** REQUIRED TASK **
Will you write out, word for word, every line from the one with "Serialize everything readable" to the final line of the data below, with the pictures left out?

### TASK DATA

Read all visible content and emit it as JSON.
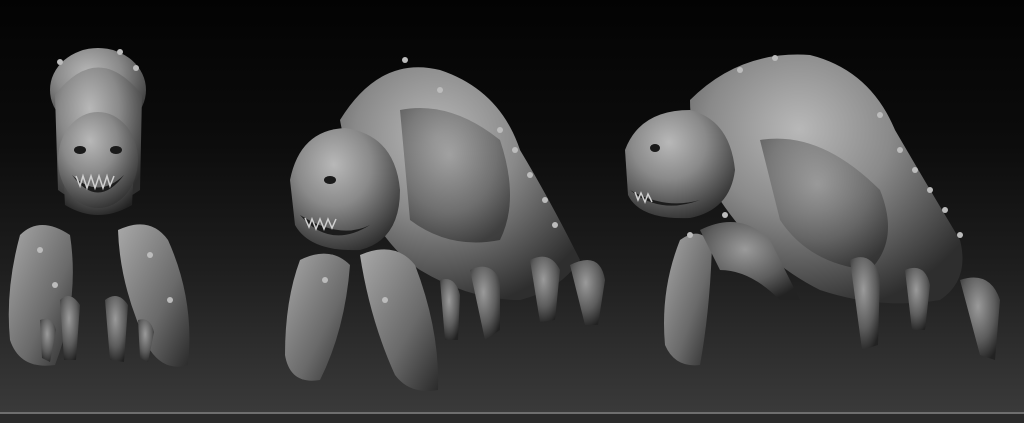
{
  "scene": {
    "background_top": "#030303",
    "background_bottom": "#3a3a3a",
    "material_color": "#8a8a8a",
    "views": [
      {
        "name": "front-view",
        "subject": "creature-sculpt"
      },
      {
        "name": "three-quarter-view",
        "subject": "creature-sculpt"
      },
      {
        "name": "side-view",
        "subject": "creature-sculpt"
      }
    ]
  }
}
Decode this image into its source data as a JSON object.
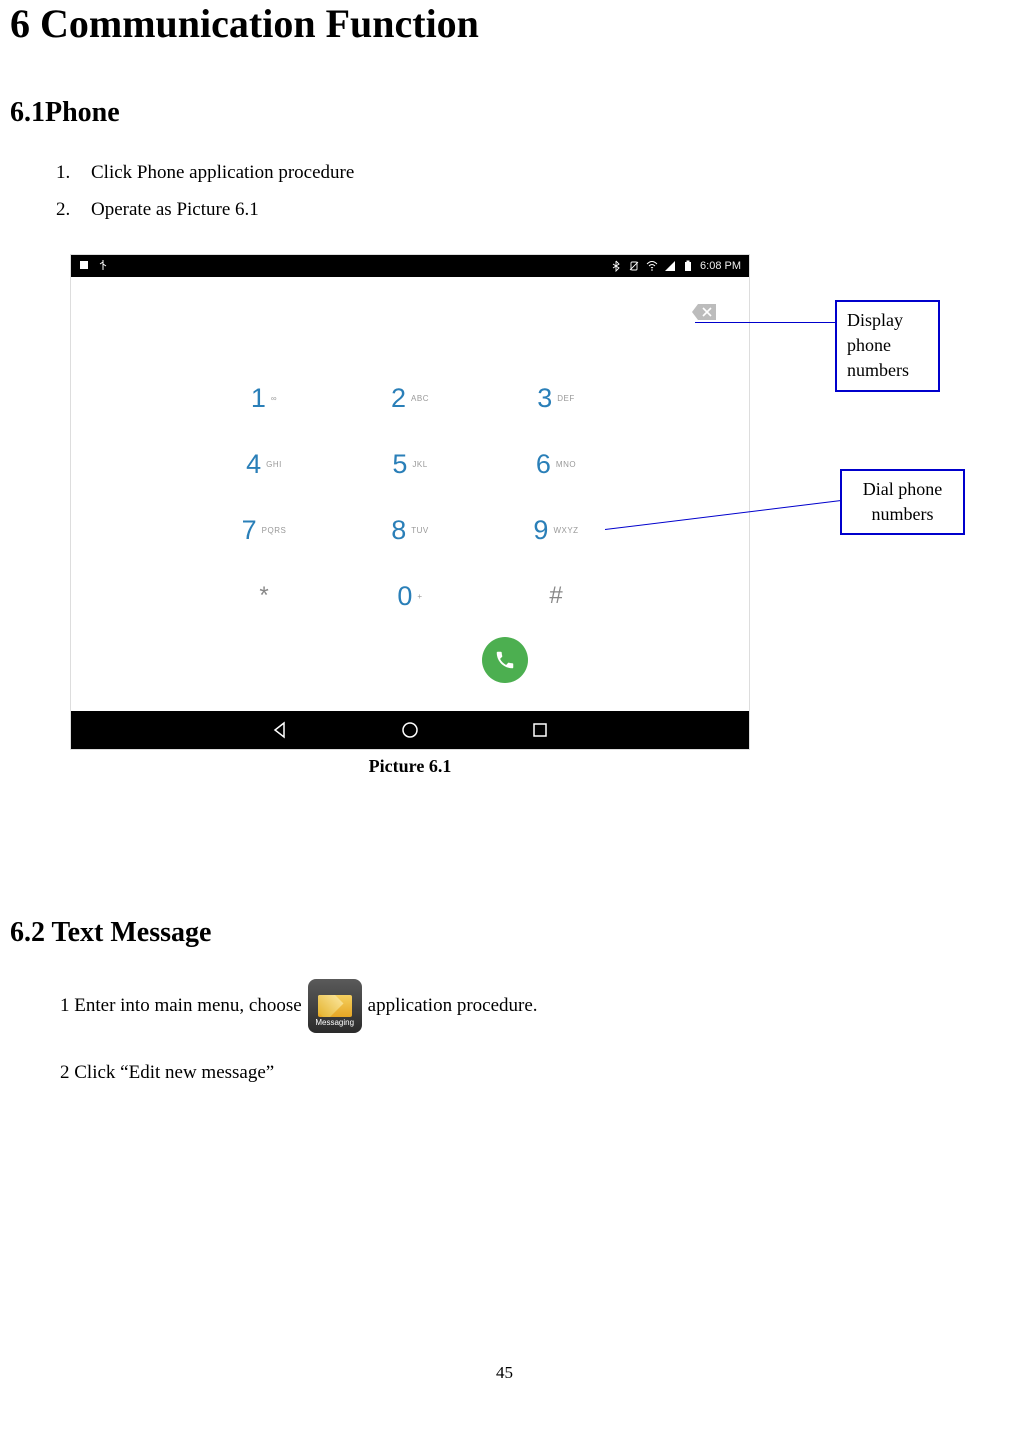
{
  "chapter_title": "6 Communication Function",
  "section_phone_title": "6.1Phone",
  "phone_steps": [
    "Click Phone application procedure",
    "Operate as Picture 6.1"
  ],
  "figure_caption": "Picture 6.1",
  "callouts": {
    "display": "Display phone numbers",
    "dial": "Dial phone numbers"
  },
  "status_bar": {
    "time": "6:08 PM",
    "battery_label": "battery",
    "signal_label": "signal",
    "wifi_label": "wifi",
    "bt_label": "bluetooth"
  },
  "keypad": [
    [
      {
        "digit": "1",
        "letters": "∞"
      },
      {
        "digit": "2",
        "letters": "ABC"
      },
      {
        "digit": "3",
        "letters": "DEF"
      }
    ],
    [
      {
        "digit": "4",
        "letters": "GHI"
      },
      {
        "digit": "5",
        "letters": "JKL"
      },
      {
        "digit": "6",
        "letters": "MNO"
      }
    ],
    [
      {
        "digit": "7",
        "letters": "PQRS"
      },
      {
        "digit": "8",
        "letters": "TUV"
      },
      {
        "digit": "9",
        "letters": "WXYZ"
      }
    ],
    [
      {
        "digit": "*",
        "letters": ""
      },
      {
        "digit": "0",
        "letters": "+"
      },
      {
        "digit": "#",
        "letters": ""
      }
    ]
  ],
  "section_text_title": "6.2 Text Message",
  "text_steps": {
    "step1_pre": "1 Enter into main menu, choose",
    "step1_post": "application procedure.",
    "step2": "2 Click “Edit new message”"
  },
  "messaging_icon_label": "Messaging",
  "page_number": "45"
}
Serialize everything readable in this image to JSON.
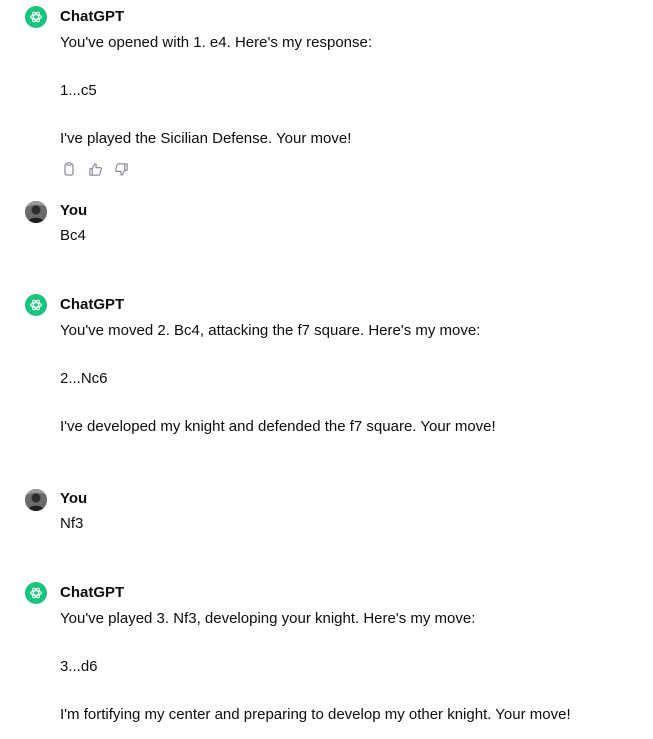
{
  "messages": [
    {
      "author": "ChatGPT",
      "role": "assistant",
      "lines": [
        "You've opened with 1. e4. Here's my response:",
        "1...c5",
        "I've played the Sicilian Defense. Your move!"
      ]
    },
    {
      "author": "You",
      "role": "user",
      "lines": [
        "Bc4"
      ]
    },
    {
      "author": "ChatGPT",
      "role": "assistant",
      "lines": [
        "You've moved 2. Bc4, attacking the f7 square. Here's my move:",
        "2...Nc6",
        "I've developed my knight and defended the f7 square. Your move!"
      ]
    },
    {
      "author": "You",
      "role": "user",
      "lines": [
        "Nf3"
      ]
    },
    {
      "author": "ChatGPT",
      "role": "assistant",
      "lines": [
        "You've played 3. Nf3, developing your knight. Here's my move:",
        "3...d6",
        "I'm fortifying my center and preparing to develop my other knight. Your move!"
      ]
    }
  ],
  "actions": [
    "copy-icon",
    "thumbs-up-icon",
    "thumbs-down-icon"
  ]
}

######

** REPLY TO THE EXERCISE **
Serialize everything readable in this image to JSON.
{
  "messages": [
    {
      "author": "ChatGPT",
      "role": "assistant",
      "lines": [
        "You've opened with 1. e4. Here's my response:",
        "1...c5",
        "I've played the Sicilian Defense. Your move!"
      ]
    },
    {
      "author": "You",
      "role": "user",
      "lines": [
        "Bc4"
      ]
    },
    {
      "author": "ChatGPT",
      "role": "assistant",
      "lines": [
        "You've moved 2. Bc4, attacking the f7 square. Here's my move:",
        "2...Nc6",
        "I've developed my knight and defended the f7 square. Your move!"
      ]
    },
    {
      "author": "You",
      "role": "user",
      "lines": [
        "Nf3"
      ]
    },
    {
      "author": "ChatGPT",
      "role": "assistant",
      "lines": [
        "You've played 3. Nf3, developing your knight. Here's my move:",
        "3...d6",
        "I'm fortifying my center and preparing to develop my other knight. Your move!"
      ]
    }
  ],
  "actions": [
    "copy-icon",
    "thumbs-up-icon",
    "thumbs-down-icon"
  ]
}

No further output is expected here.